Exactly reproduce the line containing "What text is on this page?" together with every line after it, through the end of the entries, and give nothing more.

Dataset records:
────────
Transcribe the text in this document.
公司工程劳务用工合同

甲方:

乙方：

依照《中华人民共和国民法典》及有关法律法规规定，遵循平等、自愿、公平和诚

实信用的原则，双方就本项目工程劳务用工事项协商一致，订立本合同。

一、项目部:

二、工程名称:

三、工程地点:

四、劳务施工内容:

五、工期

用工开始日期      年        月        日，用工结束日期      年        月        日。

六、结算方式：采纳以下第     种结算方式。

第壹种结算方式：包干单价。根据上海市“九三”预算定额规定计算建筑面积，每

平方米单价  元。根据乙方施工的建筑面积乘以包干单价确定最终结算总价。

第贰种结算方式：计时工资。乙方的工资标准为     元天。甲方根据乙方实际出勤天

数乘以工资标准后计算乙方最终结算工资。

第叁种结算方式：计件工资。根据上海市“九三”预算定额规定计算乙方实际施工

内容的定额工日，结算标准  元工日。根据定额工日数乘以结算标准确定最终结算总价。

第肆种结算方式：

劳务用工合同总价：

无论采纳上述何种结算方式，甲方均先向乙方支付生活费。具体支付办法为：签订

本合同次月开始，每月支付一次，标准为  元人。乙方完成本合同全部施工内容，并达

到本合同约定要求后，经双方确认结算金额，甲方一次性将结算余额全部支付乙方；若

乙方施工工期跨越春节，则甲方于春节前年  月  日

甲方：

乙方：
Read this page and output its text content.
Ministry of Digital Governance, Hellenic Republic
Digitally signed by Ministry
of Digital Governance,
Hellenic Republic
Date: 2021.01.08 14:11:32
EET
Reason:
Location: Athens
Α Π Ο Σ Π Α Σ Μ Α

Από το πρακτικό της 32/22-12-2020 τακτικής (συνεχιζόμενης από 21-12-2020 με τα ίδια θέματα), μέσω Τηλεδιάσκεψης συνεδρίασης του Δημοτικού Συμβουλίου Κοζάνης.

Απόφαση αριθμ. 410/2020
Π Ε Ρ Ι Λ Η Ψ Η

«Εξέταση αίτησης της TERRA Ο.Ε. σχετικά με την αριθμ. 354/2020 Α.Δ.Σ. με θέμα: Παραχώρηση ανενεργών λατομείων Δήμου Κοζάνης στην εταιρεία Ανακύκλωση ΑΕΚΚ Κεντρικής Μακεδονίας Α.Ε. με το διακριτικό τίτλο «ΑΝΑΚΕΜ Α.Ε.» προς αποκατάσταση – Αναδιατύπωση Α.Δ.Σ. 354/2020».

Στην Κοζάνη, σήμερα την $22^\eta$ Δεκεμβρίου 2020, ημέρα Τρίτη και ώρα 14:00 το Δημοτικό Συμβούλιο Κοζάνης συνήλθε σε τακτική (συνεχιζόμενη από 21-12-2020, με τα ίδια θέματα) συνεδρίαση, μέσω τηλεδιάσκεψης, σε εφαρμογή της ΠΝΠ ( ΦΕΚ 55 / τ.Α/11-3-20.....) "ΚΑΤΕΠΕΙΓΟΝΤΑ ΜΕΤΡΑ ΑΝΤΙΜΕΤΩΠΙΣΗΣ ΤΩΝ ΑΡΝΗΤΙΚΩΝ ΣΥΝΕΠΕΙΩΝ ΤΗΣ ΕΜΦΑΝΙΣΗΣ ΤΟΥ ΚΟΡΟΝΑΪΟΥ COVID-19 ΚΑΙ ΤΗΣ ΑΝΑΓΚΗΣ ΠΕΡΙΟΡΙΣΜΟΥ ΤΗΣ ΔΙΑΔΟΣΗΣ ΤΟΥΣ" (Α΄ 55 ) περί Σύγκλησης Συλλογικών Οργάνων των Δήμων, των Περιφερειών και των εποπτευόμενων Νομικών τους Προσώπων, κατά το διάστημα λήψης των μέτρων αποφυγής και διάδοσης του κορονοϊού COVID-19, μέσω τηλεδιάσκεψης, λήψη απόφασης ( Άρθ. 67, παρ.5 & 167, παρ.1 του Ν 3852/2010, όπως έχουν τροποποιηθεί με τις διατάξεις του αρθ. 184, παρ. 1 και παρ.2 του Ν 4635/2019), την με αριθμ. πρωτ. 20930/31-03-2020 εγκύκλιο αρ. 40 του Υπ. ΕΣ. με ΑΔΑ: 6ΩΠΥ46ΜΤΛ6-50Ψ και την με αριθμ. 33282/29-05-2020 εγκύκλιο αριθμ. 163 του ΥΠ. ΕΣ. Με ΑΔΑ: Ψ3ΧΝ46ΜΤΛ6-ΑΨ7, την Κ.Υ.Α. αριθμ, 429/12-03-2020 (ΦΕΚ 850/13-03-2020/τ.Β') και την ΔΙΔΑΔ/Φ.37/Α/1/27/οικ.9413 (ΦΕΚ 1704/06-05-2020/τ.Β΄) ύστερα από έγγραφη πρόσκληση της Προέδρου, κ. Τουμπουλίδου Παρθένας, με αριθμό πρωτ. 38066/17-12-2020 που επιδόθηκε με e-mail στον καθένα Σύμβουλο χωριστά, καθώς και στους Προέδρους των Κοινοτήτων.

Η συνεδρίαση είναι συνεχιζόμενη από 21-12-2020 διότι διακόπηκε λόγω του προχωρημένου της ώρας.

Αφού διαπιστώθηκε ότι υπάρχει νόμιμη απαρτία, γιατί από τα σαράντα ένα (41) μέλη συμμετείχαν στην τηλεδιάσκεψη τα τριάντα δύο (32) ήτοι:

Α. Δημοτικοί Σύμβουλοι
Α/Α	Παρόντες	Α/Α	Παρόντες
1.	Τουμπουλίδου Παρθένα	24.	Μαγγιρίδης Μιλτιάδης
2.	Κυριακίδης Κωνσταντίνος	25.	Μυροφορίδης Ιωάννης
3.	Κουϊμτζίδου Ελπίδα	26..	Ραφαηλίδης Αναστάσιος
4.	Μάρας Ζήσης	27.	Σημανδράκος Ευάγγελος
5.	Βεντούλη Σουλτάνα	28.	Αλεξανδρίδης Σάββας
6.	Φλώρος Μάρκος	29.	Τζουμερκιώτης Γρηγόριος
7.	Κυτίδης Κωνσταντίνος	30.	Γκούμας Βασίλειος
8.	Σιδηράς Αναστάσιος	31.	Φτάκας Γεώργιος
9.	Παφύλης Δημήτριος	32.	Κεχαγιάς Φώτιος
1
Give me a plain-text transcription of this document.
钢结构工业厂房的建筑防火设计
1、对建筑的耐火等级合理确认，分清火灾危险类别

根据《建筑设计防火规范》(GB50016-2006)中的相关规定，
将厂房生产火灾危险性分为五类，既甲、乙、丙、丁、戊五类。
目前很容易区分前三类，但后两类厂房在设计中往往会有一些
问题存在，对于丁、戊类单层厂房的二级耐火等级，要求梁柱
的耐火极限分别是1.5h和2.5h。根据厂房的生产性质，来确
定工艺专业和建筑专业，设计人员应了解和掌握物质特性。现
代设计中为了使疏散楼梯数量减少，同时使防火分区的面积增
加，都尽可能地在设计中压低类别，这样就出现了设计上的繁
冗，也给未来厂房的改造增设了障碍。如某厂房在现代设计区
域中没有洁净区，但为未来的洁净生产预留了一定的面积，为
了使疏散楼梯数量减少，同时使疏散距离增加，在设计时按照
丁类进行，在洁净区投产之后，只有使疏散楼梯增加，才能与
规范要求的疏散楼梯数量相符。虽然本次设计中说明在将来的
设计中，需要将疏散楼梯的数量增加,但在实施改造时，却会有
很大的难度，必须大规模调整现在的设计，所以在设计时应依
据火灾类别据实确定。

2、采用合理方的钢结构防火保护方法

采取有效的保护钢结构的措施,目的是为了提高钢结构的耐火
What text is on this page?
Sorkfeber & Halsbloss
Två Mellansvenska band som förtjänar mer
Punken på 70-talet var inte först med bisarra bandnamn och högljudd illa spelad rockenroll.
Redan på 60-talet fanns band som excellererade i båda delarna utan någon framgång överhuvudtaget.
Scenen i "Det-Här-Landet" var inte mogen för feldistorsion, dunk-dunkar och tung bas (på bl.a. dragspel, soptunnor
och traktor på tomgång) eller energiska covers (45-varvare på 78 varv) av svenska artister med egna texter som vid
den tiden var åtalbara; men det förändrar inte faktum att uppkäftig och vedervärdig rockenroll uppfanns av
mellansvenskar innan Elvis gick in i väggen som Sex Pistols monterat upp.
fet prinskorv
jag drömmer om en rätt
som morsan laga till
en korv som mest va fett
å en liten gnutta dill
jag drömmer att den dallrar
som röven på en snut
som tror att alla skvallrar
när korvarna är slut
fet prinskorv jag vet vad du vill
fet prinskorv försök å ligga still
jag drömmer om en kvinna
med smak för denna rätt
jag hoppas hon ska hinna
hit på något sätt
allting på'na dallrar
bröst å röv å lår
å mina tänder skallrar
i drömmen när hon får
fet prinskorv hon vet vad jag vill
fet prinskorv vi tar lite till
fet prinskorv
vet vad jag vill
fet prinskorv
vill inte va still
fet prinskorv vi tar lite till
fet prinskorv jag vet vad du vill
────────
Exercise output |
What text is on this page?
Sorkfeber & Halsbloss
Två Mellansvenska band som förtjänar mer
Punken på 70-talet var inte först med bisarra bandnamn och högljudd illa spelad rockenroll.
Redan på 60-talet fanns band som excellererade i båda delarna utan någon framgång överhuvudtaget.
Scenen i "Det-Här-Landet" var inte mogen för feldistorsion, dunk-dunkar och tung bas (på bl.a. dragspel, soptunnor
och traktor på tomgång) eller energiska covers (45-varvare på 78 varv) av svenska artister med egna texter som vid
den tiden var åtalbara; men det förändrar inte faktum att uppkäftig och vedervärdig rockenroll uppfanns av
mellansvenskar innan Elvis gick in i väggen som Sex Pistols monterat upp.
fet prinskorv
jag drömmer om en rätt
som morsan laga till
en korv som mest va fett
å en liten gnutta dill
jag drömmer att den dallrar
som röven på en snut
som tror att alla skvallrar
när korvarna är slut
fet prinskorv jag vet vad du vill
fet prinskorv försök å ligga still
jag drömmer om en kvinna
med smak för denna rätt
jag hoppas hon ska hinna
hit på något sätt
allting på'na dallrar
bröst å röv å lår
å mina tänder skallrar
i drömmen när hon får
fet prinskorv hon vet vad jag vill
fet prinskorv vi tar lite till
fet prinskorv
vet vad jag vill
fet prinskorv
vill inte va still
fet prinskorv vi tar lite till
fet prinskorv jag vet vad du vill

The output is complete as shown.